[BEGIN]

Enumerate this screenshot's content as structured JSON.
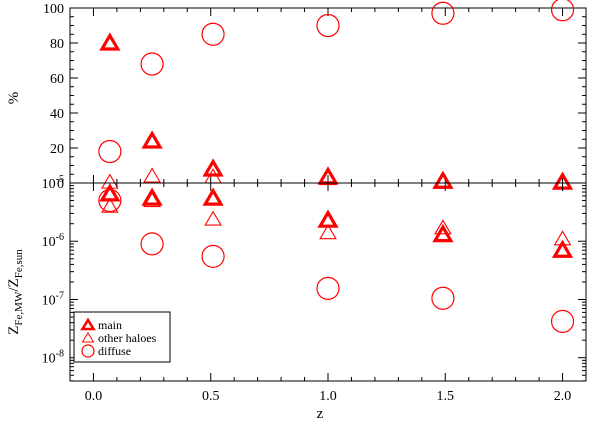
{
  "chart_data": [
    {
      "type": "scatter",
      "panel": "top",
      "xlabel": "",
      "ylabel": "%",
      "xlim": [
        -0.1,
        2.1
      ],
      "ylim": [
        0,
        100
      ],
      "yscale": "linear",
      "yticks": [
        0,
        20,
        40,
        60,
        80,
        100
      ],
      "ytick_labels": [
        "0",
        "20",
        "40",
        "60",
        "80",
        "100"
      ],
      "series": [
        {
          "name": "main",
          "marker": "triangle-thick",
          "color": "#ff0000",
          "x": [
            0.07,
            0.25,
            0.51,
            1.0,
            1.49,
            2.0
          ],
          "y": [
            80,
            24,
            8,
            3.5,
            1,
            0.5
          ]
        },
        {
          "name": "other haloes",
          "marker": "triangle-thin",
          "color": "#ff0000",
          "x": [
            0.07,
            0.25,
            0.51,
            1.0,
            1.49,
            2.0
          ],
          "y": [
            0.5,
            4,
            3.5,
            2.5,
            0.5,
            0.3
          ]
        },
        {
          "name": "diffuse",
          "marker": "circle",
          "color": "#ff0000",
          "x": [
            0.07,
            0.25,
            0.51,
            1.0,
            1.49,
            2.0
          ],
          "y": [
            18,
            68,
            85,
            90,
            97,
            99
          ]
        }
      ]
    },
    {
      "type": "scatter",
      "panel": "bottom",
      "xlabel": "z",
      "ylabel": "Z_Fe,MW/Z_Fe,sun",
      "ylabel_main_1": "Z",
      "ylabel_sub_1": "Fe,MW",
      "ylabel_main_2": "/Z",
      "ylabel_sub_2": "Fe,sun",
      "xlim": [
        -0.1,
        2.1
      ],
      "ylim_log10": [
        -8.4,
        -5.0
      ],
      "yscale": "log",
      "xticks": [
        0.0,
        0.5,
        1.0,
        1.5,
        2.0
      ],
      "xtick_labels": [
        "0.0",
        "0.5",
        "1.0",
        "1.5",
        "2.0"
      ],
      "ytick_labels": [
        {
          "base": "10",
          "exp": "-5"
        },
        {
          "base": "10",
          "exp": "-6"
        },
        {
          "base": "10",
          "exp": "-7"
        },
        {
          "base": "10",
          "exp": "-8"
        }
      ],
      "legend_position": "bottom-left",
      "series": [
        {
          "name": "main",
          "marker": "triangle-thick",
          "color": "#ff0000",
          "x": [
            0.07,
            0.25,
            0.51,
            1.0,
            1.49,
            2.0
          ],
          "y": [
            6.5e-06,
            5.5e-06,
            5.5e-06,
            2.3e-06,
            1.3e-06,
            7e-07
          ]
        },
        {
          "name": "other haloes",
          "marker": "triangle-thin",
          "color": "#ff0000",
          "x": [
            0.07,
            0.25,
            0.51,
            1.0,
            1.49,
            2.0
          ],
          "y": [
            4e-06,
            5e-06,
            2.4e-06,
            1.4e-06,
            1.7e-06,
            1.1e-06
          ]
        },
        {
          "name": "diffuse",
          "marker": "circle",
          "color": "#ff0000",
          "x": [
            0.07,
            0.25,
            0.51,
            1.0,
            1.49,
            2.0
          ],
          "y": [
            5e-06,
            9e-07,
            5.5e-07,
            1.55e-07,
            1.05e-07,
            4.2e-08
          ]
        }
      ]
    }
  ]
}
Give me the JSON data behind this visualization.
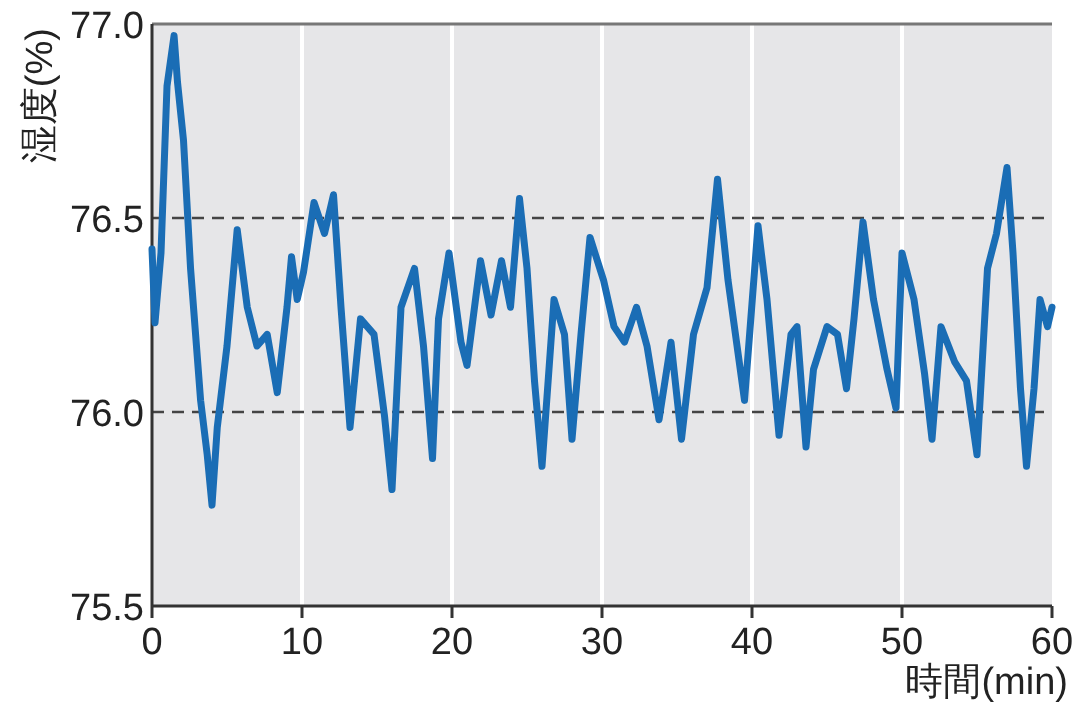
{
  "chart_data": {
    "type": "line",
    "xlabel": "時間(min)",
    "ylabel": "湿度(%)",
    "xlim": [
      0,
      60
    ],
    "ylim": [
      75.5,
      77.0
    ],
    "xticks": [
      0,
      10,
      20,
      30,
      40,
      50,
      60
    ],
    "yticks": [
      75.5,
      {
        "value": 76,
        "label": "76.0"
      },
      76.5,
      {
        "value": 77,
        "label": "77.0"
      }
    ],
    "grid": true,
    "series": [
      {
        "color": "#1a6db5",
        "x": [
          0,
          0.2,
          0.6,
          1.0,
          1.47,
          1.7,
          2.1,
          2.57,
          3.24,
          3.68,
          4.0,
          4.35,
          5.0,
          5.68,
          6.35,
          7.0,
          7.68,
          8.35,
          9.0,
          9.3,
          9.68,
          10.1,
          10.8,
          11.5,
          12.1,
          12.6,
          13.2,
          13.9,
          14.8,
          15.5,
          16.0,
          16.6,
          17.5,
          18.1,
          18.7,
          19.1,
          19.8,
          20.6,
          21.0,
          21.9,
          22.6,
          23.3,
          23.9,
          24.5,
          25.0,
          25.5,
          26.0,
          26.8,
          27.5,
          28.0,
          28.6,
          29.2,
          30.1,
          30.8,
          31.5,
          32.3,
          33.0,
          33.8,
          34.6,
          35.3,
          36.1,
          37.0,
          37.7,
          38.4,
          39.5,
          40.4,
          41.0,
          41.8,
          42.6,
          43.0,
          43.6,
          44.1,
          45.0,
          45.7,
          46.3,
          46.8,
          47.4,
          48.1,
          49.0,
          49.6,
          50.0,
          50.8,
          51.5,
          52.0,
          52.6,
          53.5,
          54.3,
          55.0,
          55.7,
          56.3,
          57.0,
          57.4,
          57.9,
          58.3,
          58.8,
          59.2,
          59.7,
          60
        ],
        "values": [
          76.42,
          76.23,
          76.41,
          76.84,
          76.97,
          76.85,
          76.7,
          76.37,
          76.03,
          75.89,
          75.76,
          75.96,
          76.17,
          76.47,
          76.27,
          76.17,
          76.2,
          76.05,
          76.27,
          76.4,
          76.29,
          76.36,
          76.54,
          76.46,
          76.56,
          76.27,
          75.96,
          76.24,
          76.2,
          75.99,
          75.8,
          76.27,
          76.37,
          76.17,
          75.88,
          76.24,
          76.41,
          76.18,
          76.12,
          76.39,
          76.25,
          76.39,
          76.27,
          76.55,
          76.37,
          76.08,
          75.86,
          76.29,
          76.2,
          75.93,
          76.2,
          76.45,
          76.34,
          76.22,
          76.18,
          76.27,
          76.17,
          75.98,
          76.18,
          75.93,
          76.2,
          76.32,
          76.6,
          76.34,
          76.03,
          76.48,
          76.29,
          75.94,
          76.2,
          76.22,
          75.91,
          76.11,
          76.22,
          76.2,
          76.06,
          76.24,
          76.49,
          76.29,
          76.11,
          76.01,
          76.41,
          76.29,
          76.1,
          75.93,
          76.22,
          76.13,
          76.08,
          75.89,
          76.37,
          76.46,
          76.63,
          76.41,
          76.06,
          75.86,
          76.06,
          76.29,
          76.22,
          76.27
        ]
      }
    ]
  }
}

[END]
[BEGIN]

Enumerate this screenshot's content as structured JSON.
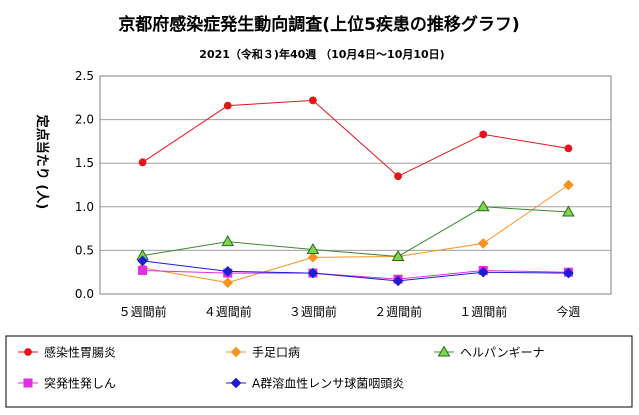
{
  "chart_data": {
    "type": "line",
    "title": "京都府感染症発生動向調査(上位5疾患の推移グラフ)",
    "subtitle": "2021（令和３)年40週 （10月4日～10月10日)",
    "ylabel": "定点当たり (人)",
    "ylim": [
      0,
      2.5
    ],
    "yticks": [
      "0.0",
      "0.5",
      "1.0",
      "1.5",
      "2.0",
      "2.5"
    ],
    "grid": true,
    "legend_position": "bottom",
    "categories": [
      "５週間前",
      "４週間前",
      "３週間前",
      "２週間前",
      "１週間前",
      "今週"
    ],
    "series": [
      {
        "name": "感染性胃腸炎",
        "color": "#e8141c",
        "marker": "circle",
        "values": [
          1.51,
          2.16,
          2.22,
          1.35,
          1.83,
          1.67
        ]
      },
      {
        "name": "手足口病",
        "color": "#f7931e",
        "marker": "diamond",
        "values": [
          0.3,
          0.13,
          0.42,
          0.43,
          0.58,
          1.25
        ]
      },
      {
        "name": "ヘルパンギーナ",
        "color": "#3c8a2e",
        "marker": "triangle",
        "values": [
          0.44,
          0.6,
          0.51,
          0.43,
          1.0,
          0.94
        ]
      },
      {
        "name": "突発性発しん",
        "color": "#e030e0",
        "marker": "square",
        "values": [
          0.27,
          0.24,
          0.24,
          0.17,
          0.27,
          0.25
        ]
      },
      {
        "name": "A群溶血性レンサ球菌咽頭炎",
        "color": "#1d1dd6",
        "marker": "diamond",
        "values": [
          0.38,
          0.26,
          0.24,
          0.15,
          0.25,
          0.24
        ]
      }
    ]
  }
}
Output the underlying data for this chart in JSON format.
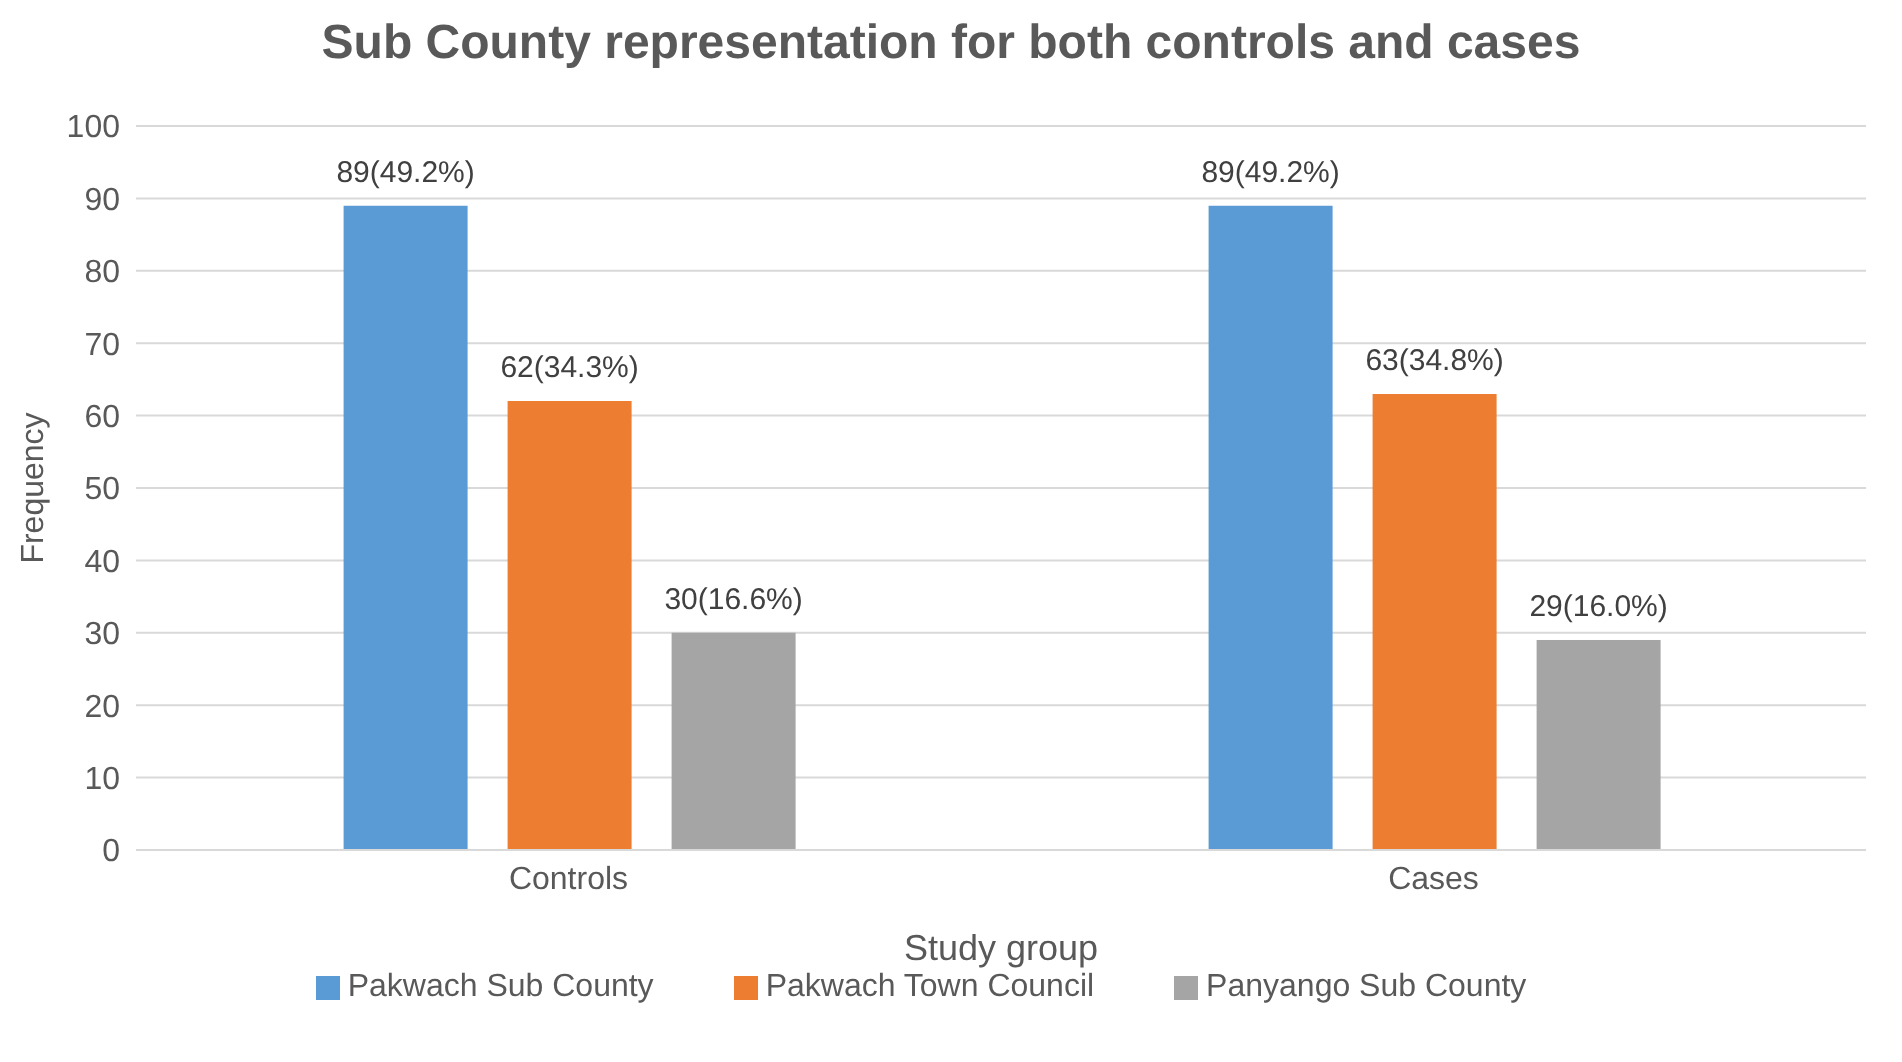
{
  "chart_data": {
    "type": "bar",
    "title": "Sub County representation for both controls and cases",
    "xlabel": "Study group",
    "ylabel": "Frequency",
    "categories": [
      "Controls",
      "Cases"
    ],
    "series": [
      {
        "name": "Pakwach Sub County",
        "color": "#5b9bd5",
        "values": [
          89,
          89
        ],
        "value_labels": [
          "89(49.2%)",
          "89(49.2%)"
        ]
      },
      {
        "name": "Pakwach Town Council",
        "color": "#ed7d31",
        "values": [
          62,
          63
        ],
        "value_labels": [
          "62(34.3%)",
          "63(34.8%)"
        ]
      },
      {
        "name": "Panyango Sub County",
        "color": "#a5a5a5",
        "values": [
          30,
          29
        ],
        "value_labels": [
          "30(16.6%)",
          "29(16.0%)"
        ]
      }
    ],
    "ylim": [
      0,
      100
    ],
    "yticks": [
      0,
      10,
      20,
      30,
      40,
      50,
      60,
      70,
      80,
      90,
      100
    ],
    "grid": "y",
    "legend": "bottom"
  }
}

[END]
[BEGIN]

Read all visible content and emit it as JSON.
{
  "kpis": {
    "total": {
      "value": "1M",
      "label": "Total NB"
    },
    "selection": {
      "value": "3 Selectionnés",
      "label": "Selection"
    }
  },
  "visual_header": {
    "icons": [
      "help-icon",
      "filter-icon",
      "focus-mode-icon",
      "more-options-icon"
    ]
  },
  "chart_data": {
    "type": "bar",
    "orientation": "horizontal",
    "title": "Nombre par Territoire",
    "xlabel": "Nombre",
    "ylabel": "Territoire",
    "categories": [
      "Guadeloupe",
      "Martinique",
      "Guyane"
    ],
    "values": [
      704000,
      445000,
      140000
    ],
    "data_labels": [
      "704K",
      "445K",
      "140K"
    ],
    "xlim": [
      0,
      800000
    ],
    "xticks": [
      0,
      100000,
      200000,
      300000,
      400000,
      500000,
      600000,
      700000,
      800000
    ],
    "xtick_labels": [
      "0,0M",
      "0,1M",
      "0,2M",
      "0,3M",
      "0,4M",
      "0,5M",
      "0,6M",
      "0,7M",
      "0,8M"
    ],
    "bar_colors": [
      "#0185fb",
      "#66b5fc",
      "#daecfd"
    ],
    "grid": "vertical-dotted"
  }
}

[END]

What to do — Write down only the number of lines that contain the string "JSON" in the listing.

The solution — 5